Set problem
Retype the material below. Keep every word exactly as it is.

Data to use
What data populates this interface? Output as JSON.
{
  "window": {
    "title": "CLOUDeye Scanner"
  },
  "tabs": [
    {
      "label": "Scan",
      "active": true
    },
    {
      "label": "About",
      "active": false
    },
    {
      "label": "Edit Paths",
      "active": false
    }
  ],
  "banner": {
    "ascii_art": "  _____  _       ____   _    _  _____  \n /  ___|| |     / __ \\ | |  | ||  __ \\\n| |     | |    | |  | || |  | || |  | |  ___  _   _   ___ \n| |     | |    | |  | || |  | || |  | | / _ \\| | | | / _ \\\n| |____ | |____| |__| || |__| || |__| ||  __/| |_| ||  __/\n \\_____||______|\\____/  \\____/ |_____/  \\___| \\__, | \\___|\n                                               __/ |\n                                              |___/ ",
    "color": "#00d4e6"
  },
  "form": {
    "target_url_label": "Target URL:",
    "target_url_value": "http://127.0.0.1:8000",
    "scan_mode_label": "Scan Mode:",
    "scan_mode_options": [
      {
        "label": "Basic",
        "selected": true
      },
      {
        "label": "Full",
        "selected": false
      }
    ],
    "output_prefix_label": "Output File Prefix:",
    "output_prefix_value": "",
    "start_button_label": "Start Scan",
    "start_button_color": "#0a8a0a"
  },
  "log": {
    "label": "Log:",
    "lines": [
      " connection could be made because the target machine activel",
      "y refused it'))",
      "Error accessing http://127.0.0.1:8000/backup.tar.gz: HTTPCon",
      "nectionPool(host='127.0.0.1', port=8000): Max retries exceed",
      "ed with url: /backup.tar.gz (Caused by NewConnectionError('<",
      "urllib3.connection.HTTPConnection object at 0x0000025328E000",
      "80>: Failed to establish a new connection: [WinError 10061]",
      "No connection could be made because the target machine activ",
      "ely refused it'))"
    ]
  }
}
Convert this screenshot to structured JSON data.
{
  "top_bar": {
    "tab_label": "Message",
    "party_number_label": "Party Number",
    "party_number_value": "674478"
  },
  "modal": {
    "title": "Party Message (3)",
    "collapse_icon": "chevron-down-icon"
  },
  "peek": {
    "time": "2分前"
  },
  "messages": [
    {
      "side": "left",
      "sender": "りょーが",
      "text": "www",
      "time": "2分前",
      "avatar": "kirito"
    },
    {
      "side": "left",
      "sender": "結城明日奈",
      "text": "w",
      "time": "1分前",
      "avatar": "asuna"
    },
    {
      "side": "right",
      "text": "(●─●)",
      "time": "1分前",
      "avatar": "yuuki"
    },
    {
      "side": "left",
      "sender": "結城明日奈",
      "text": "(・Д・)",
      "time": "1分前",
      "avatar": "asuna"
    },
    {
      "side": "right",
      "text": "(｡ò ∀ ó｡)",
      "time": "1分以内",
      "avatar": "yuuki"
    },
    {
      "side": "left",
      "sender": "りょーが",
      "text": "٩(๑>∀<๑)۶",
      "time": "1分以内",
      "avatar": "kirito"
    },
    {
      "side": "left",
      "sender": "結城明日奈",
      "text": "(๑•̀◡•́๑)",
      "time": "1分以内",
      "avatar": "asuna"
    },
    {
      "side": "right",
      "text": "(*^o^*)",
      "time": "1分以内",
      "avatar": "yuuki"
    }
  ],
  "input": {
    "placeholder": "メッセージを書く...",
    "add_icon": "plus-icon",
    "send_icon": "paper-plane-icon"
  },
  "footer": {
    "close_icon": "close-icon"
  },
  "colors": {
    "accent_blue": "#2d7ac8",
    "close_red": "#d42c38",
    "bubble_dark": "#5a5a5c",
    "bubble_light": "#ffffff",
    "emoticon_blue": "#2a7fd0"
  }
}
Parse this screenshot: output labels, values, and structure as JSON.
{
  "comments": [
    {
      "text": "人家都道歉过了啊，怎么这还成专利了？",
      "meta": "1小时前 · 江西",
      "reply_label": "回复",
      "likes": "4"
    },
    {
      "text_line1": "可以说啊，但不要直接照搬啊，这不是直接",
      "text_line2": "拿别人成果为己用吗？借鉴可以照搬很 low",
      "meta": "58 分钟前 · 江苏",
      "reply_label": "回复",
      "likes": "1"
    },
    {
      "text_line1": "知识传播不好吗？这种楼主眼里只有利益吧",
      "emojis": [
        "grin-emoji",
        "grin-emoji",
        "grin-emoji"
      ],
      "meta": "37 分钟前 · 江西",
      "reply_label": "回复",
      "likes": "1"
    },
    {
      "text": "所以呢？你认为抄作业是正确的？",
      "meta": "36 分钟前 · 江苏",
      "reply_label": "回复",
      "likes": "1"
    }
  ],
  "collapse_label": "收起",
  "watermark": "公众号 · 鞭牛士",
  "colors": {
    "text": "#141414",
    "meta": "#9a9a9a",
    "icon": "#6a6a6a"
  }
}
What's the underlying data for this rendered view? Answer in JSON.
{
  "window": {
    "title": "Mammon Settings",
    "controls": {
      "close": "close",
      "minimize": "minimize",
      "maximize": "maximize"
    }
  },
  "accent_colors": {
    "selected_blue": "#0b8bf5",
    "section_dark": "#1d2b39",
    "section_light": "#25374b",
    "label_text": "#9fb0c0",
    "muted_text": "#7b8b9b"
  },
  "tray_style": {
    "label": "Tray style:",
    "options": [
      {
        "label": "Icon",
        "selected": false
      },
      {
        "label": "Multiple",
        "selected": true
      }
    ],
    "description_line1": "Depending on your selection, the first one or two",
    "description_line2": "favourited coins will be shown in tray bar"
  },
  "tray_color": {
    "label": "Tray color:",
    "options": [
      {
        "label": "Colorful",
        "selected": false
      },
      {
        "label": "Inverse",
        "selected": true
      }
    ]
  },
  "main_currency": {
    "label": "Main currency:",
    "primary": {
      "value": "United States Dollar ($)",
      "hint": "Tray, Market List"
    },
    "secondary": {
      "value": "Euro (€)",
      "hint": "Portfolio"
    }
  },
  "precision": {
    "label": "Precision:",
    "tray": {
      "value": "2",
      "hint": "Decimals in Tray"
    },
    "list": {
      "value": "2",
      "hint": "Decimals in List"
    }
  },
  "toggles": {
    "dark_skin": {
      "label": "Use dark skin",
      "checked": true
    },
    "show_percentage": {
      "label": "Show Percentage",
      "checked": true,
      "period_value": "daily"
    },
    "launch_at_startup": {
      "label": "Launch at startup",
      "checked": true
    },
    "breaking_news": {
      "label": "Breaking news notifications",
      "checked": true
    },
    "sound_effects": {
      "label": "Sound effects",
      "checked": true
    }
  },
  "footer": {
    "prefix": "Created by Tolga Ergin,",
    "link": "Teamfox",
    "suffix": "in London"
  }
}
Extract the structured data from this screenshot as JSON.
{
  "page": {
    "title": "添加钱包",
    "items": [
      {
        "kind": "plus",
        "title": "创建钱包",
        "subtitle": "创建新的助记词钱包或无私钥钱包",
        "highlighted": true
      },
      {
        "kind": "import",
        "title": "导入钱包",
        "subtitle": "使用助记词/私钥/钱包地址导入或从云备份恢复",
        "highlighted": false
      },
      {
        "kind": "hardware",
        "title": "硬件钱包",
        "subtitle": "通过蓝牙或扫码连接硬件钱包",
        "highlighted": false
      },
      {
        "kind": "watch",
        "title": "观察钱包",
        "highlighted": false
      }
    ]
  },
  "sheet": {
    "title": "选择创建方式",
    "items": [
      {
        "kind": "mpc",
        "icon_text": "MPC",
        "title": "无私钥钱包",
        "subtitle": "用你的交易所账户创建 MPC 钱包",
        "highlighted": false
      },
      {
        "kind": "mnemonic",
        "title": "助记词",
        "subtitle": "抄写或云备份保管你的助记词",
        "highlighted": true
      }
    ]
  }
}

The answer
What data populates this interface? Output as JSON.
{
  "window": {
    "title": "CLOUDeye Scanner"
  },
  "tabs": [
    {
      "label": "Scan",
      "active": true
    },
    {
      "label": "About",
      "active": false
    },
    {
      "label": "Edit Paths",
      "active": false
    }
  ],
  "banner": {
    "ascii_art": "  _____  _       ____   _    _  _____  \n /  ___|| |     / __ \\ | |  | ||  __ \\\n| |     | |    | |  | || |  | || |  | |  ___  _   _   ___ \n| |     | |    | |  | || |  | || |  | | / _ \\| | | | / _ \\\n| |____ | |____| |__| || |__| || |__| ||  __/| |_| ||  __/\n \\_____||______|\\____/  \\____/ |_____/  \\___| \\__, | \\___|\n                                               __/ |\n                                              |___/ ",
    "color": "#00d4e6"
  },
  "form": {
    "target_url_label": "Target URL:",
    "target_url_value": "http://127.0.0.1:8000",
    "scan_mode_label": "Scan Mode:",
    "scan_mode_options": [
      {
        "label": "Basic",
        "selected": true
      },
      {
        "label": "Full",
        "selected": false
      }
    ],
    "output_prefix_label": "Output File Prefix:",
    "output_prefix_value": "",
    "start_button_label": "Start Scan",
    "start_button_color": "#0a8a0a"
  },
  "log": {
    "label": "Log:",
    "lines": [
      " connection could be made because the target machine activel",
      "y refused it'))",
      "Error accessing http://127.0.0.1:8000/backup.tar.gz: HTTPCon",
      "nectionPool(host='127.0.0.1', port=8000): Max retries exceed",
      "ed with url: /backup.tar.gz (Caused by NewConnectionError('<",
      "urllib3.connection.HTTPConnection object at 0x0000025328E000",
      "80>: Failed to establish a new connection: [WinError 10061]",
      "No connection could be made because the target machine activ",
      "ely refused it'))"
    ]
  }
}
Convert this screenshot to structured JSON data.
{
  "top_bar": {
    "tab_label": "Message",
    "party_number_label": "Party Number",
    "party_number_value": "674478"
  },
  "modal": {
    "title": "Party Message (3)",
    "collapse_icon": "chevron-down-icon"
  },
  "peek": {
    "time": "2分前"
  },
  "messages": [
    {
      "side": "left",
      "sender": "りょーが",
      "text": "www",
      "time": "2分前",
      "avatar": "kirito"
    },
    {
      "side": "left",
      "sender": "結城明日奈",
      "text": "w",
      "time": "1分前",
      "avatar": "asuna"
    },
    {
      "side": "right",
      "text": "(●─●)",
      "time": "1分前",
      "avatar": "yuuki"
    },
    {
      "side": "left",
      "sender": "結城明日奈",
      "text": "(・Д・)",
      "time": "1分前",
      "avatar": "asuna"
    },
    {
      "side": "right",
      "text": "(｡ò ∀ ó｡)",
      "time": "1分以内",
      "avatar": "yuuki"
    },
    {
      "side": "left",
      "sender": "りょーが",
      "text": "٩(๑>∀<๑)۶",
      "time": "1分以内",
      "avatar": "kirito"
    },
    {
      "side": "left",
      "sender": "結城明日奈",
      "text": "(๑•̀◡•́๑)",
      "time": "1分以内",
      "avatar": "asuna"
    },
    {
      "side": "right",
      "text": "(*^o^*)",
      "time": "1分以内",
      "avatar": "yuuki"
    }
  ],
  "input": {
    "placeholder": "メッセージを書く...",
    "add_icon": "plus-icon",
    "send_icon": "paper-plane-icon"
  },
  "footer": {
    "close_icon": "close-icon"
  },
  "colors": {
    "accent_blue": "#2d7ac8",
    "close_red": "#d42c38",
    "bubble_dark": "#5a5a5c",
    "bubble_light": "#ffffff",
    "emoticon_blue": "#2a7fd0"
  }
}
Parse this screenshot: output labels, values, and structure as JSON.
{
  "comments": [
    {
      "text": "人家都道歉过了啊，怎么这还成专利了？",
      "meta": "1小时前 · 江西",
      "reply_label": "回复",
      "likes": "4"
    },
    {
      "text_line1": "可以说啊，但不要直接照搬啊，这不是直接",
      "text_line2": "拿别人成果为己用吗？借鉴可以照搬很 low",
      "meta": "58 分钟前 · 江苏",
      "reply_label": "回复",
      "likes": "1"
    },
    {
      "text_line1": "知识传播不好吗？这种楼主眼里只有利益吧",
      "emojis": [
        "grin-emoji",
        "grin-emoji",
        "grin-emoji"
      ],
      "meta": "37 分钟前 · 江西",
      "reply_label": "回复",
      "likes": "1"
    },
    {
      "text": "所以呢？你认为抄作业是正确的？",
      "meta": "36 分钟前 · 江苏",
      "reply_label": "回复",
      "likes": "1"
    }
  ],
  "collapse_label": "收起",
  "watermark": "公众号 · 鞭牛士",
  "colors": {
    "text": "#141414",
    "meta": "#9a9a9a",
    "icon": "#6a6a6a"
  }
}
What's the underlying data for this rendered view? Answer in JSON.
{
  "window": {
    "title": "Mammon Settings",
    "controls": {
      "close": "close",
      "minimize": "minimize",
      "maximize": "maximize"
    }
  },
  "accent_colors": {
    "selected_blue": "#0b8bf5",
    "section_dark": "#1d2b39",
    "section_light": "#25374b",
    "label_text": "#9fb0c0",
    "muted_text": "#7b8b9b"
  },
  "tray_style": {
    "label": "Tray style:",
    "options": [
      {
        "label": "Icon",
        "selected": false
      },
      {
        "label": "Multiple",
        "selected": true
      }
    ],
    "description_line1": "Depending on your selection, the first one or two",
    "description_line2": "favourited coins will be shown in tray bar"
  },
  "tray_color": {
    "label": "Tray color:",
    "options": [
      {
        "label": "Colorful",
        "selected": false
      },
      {
        "label": "Inverse",
        "selected": true
      }
    ]
  },
  "main_currency": {
    "label": "Main currency:",
    "primary": {
      "value": "United States Dollar ($)",
      "hint": "Tray, Market List"
    },
    "secondary": {
      "value": "Euro (€)",
      "hint": "Portfolio"
    }
  },
  "precision": {
    "label": "Precision:",
    "tray": {
      "value": "2",
      "hint": "Decimals in Tray"
    },
    "list": {
      "value": "2",
      "hint": "Decimals in List"
    }
  },
  "toggles": {
    "dark_skin": {
      "label": "Use dark skin",
      "checked": true
    },
    "show_percentage": {
      "label": "Show Percentage",
      "checked": true,
      "period_value": "daily"
    },
    "launch_at_startup": {
      "label": "Launch at startup",
      "checked": true
    },
    "breaking_news": {
      "label": "Breaking news notifications",
      "checked": true
    },
    "sound_effects": {
      "label": "Sound effects",
      "checked": true
    }
  },
  "footer": {
    "prefix": "Created by Tolga Ergin,",
    "link": "Teamfox",
    "suffix": "in London"
  }
}
Extract the structured data from this screenshot as JSON.
{
  "page": {
    "title": "添加钱包",
    "items": [
      {
        "kind": "plus",
        "title": "创建钱包",
        "subtitle": "创建新的助记词钱包或无私钥钱包",
        "highlighted": true
      },
      {
        "kind": "import",
        "title": "导入钱包",
        "subtitle": "使用助记词/私钥/钱包地址导入或从云备份恢复",
        "highlighted": false
      },
      {
        "kind": "hardware",
        "title": "硬件钱包",
        "subtitle": "通过蓝牙或扫码连接硬件钱包",
        "highlighted": false
      },
      {
        "kind": "watch",
        "title": "观察钱包",
        "highlighted": false
      }
    ]
  },
  "sheet": {
    "title": "选择创建方式",
    "items": [
      {
        "kind": "mpc",
        "icon_text": "MPC",
        "title": "无私钥钱包",
        "subtitle": "用你的交易所账户创建 MPC 钱包",
        "highlighted": false
      },
      {
        "kind": "mnemonic",
        "title": "助记词",
        "subtitle": "抄写或云备份保管你的助记词",
        "highlighted": true
      }
    ]
  }
}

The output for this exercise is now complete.